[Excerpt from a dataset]

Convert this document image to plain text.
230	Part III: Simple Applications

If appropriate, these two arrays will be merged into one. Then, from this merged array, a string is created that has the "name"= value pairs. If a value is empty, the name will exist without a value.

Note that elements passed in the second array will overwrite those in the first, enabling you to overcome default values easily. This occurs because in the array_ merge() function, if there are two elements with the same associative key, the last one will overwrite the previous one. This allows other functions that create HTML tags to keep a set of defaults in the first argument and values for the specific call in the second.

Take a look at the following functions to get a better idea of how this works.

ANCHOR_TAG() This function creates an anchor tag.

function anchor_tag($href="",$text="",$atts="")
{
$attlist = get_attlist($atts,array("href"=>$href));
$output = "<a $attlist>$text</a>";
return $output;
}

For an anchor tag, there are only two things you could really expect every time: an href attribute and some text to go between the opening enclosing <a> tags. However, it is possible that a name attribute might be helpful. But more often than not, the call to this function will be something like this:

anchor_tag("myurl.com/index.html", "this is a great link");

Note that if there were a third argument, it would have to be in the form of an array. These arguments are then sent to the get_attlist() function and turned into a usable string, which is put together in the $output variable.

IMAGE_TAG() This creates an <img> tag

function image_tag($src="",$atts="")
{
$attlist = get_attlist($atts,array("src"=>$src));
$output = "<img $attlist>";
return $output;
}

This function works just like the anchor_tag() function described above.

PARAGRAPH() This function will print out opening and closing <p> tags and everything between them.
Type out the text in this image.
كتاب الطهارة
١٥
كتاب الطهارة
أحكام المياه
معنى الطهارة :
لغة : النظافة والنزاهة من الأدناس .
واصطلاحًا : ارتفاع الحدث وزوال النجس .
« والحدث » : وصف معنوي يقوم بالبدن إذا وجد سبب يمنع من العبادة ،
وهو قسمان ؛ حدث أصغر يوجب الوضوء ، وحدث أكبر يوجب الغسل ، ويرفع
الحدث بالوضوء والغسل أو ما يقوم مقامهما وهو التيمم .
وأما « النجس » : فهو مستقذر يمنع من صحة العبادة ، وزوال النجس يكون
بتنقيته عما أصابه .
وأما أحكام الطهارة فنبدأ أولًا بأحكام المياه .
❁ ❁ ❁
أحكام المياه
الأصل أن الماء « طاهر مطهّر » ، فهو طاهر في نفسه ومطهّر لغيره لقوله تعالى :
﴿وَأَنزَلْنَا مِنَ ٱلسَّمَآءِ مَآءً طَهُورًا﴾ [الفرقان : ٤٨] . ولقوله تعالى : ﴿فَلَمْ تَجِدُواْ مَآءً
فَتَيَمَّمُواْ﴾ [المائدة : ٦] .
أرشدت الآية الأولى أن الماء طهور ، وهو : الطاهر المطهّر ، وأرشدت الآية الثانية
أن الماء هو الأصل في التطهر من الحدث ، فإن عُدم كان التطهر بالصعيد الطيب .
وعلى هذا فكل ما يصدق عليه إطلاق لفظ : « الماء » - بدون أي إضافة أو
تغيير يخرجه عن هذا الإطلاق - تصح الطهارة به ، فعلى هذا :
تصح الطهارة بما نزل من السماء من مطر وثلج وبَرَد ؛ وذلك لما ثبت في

TASK GOAL => Where a line in the entries holds "name", copy that line.

PROBLEM SOLUTION =>
If appropriate, these two arrays will be merged into one. Then, from this merged array, a string is created that has the "name"= value pairs. If a value is empty, the name will exist without a value.
For an anchor tag, there are only two things you could really expect every time: an href attribute and some text to go between the opening enclosing <a> tags. However, it is possible that a name attribute might be helpful. But more often than not, the call to this function will be something like this:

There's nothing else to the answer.